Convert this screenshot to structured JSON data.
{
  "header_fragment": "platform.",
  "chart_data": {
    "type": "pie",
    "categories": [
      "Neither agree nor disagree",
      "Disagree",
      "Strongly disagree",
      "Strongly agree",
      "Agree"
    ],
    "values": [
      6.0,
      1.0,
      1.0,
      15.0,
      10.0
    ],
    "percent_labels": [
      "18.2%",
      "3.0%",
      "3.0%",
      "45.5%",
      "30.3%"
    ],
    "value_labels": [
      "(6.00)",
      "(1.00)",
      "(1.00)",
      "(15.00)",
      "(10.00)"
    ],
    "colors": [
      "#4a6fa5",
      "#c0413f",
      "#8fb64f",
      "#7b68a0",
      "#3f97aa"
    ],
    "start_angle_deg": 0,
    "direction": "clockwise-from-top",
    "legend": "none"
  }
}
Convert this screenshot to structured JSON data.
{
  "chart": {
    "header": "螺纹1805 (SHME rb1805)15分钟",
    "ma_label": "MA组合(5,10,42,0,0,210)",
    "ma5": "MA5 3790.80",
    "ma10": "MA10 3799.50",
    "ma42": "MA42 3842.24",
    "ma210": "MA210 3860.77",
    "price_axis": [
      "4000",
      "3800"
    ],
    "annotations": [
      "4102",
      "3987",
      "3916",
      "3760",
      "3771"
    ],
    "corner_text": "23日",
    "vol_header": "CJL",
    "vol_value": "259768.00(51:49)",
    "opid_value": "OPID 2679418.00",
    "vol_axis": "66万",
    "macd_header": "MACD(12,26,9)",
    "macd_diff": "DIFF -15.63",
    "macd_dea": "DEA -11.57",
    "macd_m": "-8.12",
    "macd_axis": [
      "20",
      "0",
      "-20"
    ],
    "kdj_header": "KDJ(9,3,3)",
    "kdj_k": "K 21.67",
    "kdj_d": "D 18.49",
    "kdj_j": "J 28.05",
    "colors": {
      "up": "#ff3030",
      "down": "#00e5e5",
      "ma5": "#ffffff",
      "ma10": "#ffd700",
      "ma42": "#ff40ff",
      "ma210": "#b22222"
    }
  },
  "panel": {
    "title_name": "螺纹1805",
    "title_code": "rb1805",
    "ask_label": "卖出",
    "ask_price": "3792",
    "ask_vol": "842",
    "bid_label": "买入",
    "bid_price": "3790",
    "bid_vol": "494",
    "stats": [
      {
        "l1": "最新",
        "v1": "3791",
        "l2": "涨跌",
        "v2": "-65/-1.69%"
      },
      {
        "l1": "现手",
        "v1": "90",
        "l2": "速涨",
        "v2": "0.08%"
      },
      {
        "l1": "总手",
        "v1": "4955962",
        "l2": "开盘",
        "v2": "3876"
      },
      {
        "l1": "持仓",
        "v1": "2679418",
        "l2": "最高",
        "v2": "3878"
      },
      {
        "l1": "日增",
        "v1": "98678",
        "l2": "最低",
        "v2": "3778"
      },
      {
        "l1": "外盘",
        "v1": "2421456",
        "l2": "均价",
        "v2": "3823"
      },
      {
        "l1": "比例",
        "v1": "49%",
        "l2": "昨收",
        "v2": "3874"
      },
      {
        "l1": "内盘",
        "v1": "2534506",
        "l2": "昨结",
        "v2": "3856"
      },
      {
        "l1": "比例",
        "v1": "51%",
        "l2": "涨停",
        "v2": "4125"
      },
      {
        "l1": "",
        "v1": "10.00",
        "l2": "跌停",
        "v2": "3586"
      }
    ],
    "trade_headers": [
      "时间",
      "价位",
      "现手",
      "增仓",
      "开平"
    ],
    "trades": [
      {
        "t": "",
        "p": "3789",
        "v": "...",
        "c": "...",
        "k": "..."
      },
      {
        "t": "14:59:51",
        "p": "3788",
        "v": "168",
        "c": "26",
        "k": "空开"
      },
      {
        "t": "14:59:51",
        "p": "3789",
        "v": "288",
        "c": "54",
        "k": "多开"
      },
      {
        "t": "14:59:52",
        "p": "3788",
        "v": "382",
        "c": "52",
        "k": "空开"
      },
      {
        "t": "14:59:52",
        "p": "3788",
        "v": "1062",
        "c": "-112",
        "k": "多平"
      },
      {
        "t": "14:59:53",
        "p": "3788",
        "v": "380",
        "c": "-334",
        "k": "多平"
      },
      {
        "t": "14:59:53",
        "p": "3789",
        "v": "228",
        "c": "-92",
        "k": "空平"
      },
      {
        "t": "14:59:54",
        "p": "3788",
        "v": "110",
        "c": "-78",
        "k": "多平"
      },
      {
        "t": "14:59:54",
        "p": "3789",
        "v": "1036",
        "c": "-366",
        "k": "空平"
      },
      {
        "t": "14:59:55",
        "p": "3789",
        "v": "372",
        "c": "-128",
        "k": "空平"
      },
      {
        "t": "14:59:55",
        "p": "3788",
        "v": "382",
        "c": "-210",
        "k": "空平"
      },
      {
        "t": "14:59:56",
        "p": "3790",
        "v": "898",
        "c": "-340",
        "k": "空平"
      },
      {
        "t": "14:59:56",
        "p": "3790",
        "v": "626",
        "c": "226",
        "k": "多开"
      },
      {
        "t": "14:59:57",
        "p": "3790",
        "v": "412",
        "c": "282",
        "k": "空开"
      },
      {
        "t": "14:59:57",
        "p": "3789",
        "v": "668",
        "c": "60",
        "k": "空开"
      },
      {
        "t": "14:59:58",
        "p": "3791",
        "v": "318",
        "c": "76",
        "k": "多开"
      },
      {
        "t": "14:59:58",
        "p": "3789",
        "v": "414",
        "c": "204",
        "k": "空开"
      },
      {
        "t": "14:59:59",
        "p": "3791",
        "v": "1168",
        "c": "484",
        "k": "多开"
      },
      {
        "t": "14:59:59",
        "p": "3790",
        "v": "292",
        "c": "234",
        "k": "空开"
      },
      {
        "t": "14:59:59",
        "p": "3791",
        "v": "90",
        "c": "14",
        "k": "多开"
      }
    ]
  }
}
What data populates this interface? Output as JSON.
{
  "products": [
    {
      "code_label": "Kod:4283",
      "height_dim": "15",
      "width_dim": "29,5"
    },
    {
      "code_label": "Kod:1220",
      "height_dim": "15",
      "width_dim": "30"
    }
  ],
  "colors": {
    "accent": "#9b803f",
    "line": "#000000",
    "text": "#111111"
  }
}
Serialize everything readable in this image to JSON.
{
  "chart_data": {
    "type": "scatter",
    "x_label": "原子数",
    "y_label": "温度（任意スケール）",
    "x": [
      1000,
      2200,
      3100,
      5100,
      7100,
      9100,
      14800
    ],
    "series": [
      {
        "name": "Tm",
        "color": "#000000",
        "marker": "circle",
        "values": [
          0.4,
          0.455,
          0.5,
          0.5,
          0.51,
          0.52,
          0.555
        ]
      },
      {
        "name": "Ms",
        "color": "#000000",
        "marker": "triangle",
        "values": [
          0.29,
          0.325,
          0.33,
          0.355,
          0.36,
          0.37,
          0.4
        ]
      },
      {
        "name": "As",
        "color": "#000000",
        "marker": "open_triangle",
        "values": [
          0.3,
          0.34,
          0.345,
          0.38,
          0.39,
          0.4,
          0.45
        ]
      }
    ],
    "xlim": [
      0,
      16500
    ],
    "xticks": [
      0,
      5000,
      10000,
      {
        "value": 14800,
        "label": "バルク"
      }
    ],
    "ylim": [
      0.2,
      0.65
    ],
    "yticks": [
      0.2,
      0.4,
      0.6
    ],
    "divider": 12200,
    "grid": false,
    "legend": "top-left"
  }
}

________

**What needs to be done:** Print every entry exactly as it appears.

**Correct result:**
Convert this screenshot to structured JSON data.
{
  "header_fragment": "platform.",
  "chart_data": {
    "type": "pie",
    "categories": [
      "Neither agree nor disagree",
      "Disagree",
      "Strongly disagree",
      "Strongly agree",
      "Agree"
    ],
    "values": [
      6.0,
      1.0,
      1.0,
      15.0,
      10.0
    ],
    "percent_labels": [
      "18.2%",
      "3.0%",
      "3.0%",
      "45.5%",
      "30.3%"
    ],
    "value_labels": [
      "(6.00)",
      "(1.00)",
      "(1.00)",
      "(15.00)",
      "(10.00)"
    ],
    "colors": [
      "#4a6fa5",
      "#c0413f",
      "#8fb64f",
      "#7b68a0",
      "#3f97aa"
    ],
    "start_angle_deg": 0,
    "direction": "clockwise-from-top",
    "legend": "none"
  }
}
Convert this screenshot to structured JSON data.
{
  "chart": {
    "header": "螺纹1805 (SHME rb1805)15分钟",
    "ma_label": "MA组合(5,10,42,0,0,210)",
    "ma5": "MA5 3790.80",
    "ma10": "MA10 3799.50",
    "ma42": "MA42 3842.24",
    "ma210": "MA210 3860.77",
    "price_axis": [
      "4000",
      "3800"
    ],
    "annotations": [
      "4102",
      "3987",
      "3916",
      "3760",
      "3771"
    ],
    "corner_text": "23日",
    "vol_header": "CJL",
    "vol_value": "259768.00(51:49)",
    "opid_value": "OPID 2679418.00",
    "vol_axis": "66万",
    "macd_header": "MACD(12,26,9)",
    "macd_diff": "DIFF -15.63",
    "macd_dea": "DEA -11.57",
    "macd_m": "-8.12",
    "macd_axis": [
      "20",
      "0",
      "-20"
    ],
    "kdj_header": "KDJ(9,3,3)",
    "kdj_k": "K 21.67",
    "kdj_d": "D 18.49",
    "kdj_j": "J 28.05",
    "colors": {
      "up": "#ff3030",
      "down": "#00e5e5",
      "ma5": "#ffffff",
      "ma10": "#ffd700",
      "ma42": "#ff40ff",
      "ma210": "#b22222"
    }
  },
  "panel": {
    "title_name": "螺纹1805",
    "title_code": "rb1805",
    "ask_label": "卖出",
    "ask_price": "3792",
    "ask_vol": "842",
    "bid_label": "买入",
    "bid_price": "3790",
    "bid_vol": "494",
    "stats": [
      {
        "l1": "最新",
        "v1": "3791",
        "l2": "涨跌",
        "v2": "-65/-1.69%"
      },
      {
        "l1": "现手",
        "v1": "90",
        "l2": "速涨",
        "v2": "0.08%"
      },
      {
        "l1": "总手",
        "v1": "4955962",
        "l2": "开盘",
        "v2": "3876"
      },
      {
        "l1": "持仓",
        "v1": "2679418",
        "l2": "最高",
        "v2": "3878"
      },
      {
        "l1": "日增",
        "v1": "98678",
        "l2": "最低",
        "v2": "3778"
      },
      {
        "l1": "外盘",
        "v1": "2421456",
        "l2": "均价",
        "v2": "3823"
      },
      {
        "l1": "比例",
        "v1": "49%",
        "l2": "昨收",
        "v2": "3874"
      },
      {
        "l1": "内盘",
        "v1": "2534506",
        "l2": "昨结",
        "v2": "3856"
      },
      {
        "l1": "比例",
        "v1": "51%",
        "l2": "涨停",
        "v2": "4125"
      },
      {
        "l1": "",
        "v1": "10.00",
        "l2": "跌停",
        "v2": "3586"
      }
    ],
    "trade_headers": [
      "时间",
      "价位",
      "现手",
      "增仓",
      "开平"
    ],
    "trades": [
      {
        "t": "",
        "p": "3789",
        "v": "...",
        "c": "...",
        "k": "..."
      },
      {
        "t": "14:59:51",
        "p": "3788",
        "v": "168",
        "c": "26",
        "k": "空开"
      },
      {
        "t": "14:59:51",
        "p": "3789",
        "v": "288",
        "c": "54",
        "k": "多开"
      },
      {
        "t": "14:59:52",
        "p": "3788",
        "v": "382",
        "c": "52",
        "k": "空开"
      },
      {
        "t": "14:59:52",
        "p": "3788",
        "v": "1062",
        "c": "-112",
        "k": "多平"
      },
      {
        "t": "14:59:53",
        "p": "3788",
        "v": "380",
        "c": "-334",
        "k": "多平"
      },
      {
        "t": "14:59:53",
        "p": "3789",
        "v": "228",
        "c": "-92",
        "k": "空平"
      },
      {
        "t": "14:59:54",
        "p": "3788",
        "v": "110",
        "c": "-78",
        "k": "多平"
      },
      {
        "t": "14:59:54",
        "p": "3789",
        "v": "1036",
        "c": "-366",
        "k": "空平"
      },
      {
        "t": "14:59:55",
        "p": "3789",
        "v": "372",
        "c": "-128",
        "k": "空平"
      },
      {
        "t": "14:59:55",
        "p": "3788",
        "v": "382",
        "c": "-210",
        "k": "空平"
      },
      {
        "t": "14:59:56",
        "p": "3790",
        "v": "898",
        "c": "-340",
        "k": "空平"
      },
      {
        "t": "14:59:56",
        "p": "3790",
        "v": "626",
        "c": "226",
        "k": "多开"
      },
      {
        "t": "14:59:57",
        "p": "3790",
        "v": "412",
        "c": "282",
        "k": "空开"
      },
      {
        "t": "14:59:57",
        "p": "3789",
        "v": "668",
        "c": "60",
        "k": "空开"
      },
      {
        "t": "14:59:58",
        "p": "3791",
        "v": "318",
        "c": "76",
        "k": "多开"
      },
      {
        "t": "14:59:58",
        "p": "3789",
        "v": "414",
        "c": "204",
        "k": "空开"
      },
      {
        "t": "14:59:59",
        "p": "3791",
        "v": "1168",
        "c": "484",
        "k": "多开"
      },
      {
        "t": "14:59:59",
        "p": "3790",
        "v": "292",
        "c": "234",
        "k": "空开"
      },
      {
        "t": "14:59:59",
        "p": "3791",
        "v": "90",
        "c": "14",
        "k": "多开"
      }
    ]
  }
}
What data populates this interface? Output as JSON.
{
  "products": [
    {
      "code_label": "Kod:4283",
      "height_dim": "15",
      "width_dim": "29,5"
    },
    {
      "code_label": "Kod:1220",
      "height_dim": "15",
      "width_dim": "30"
    }
  ],
  "colors": {
    "accent": "#9b803f",
    "line": "#000000",
    "text": "#111111"
  }
}
Serialize everything readable in this image to JSON.
{
  "chart_data": {
    "type": "scatter",
    "x_label": "原子数",
    "y_label": "温度（任意スケール）",
    "x": [
      1000,
      2200,
      3100,
      5100,
      7100,
      9100,
      14800
    ],
    "series": [
      {
        "name": "Tm",
        "color": "#000000",
        "marker": "circle",
        "values": [
          0.4,
          0.455,
          0.5,
          0.5,
          0.51,
          0.52,
          0.555
        ]
      },
      {
        "name": "Ms",
        "color": "#000000",
        "marker": "triangle",
        "values": [
          0.29,
          0.325,
          0.33,
          0.355,
          0.36,
          0.37,
          0.4
        ]
      },
      {
        "name": "As",
        "color": "#000000",
        "marker": "open_triangle",
        "values": [
          0.3,
          0.34,
          0.345,
          0.38,
          0.39,
          0.4,
          0.45
        ]
      }
    ],
    "xlim": [
      0,
      16500
    ],
    "xticks": [
      0,
      5000,
      10000,
      {
        "value": 14800,
        "label": "バルク"
      }
    ],
    "ylim": [
      0.2,
      0.65
    ],
    "yticks": [
      0.2,
      0.4,
      0.6
    ],
    "divider": 12200,
    "grid": false,
    "legend": "top-left"
  }
}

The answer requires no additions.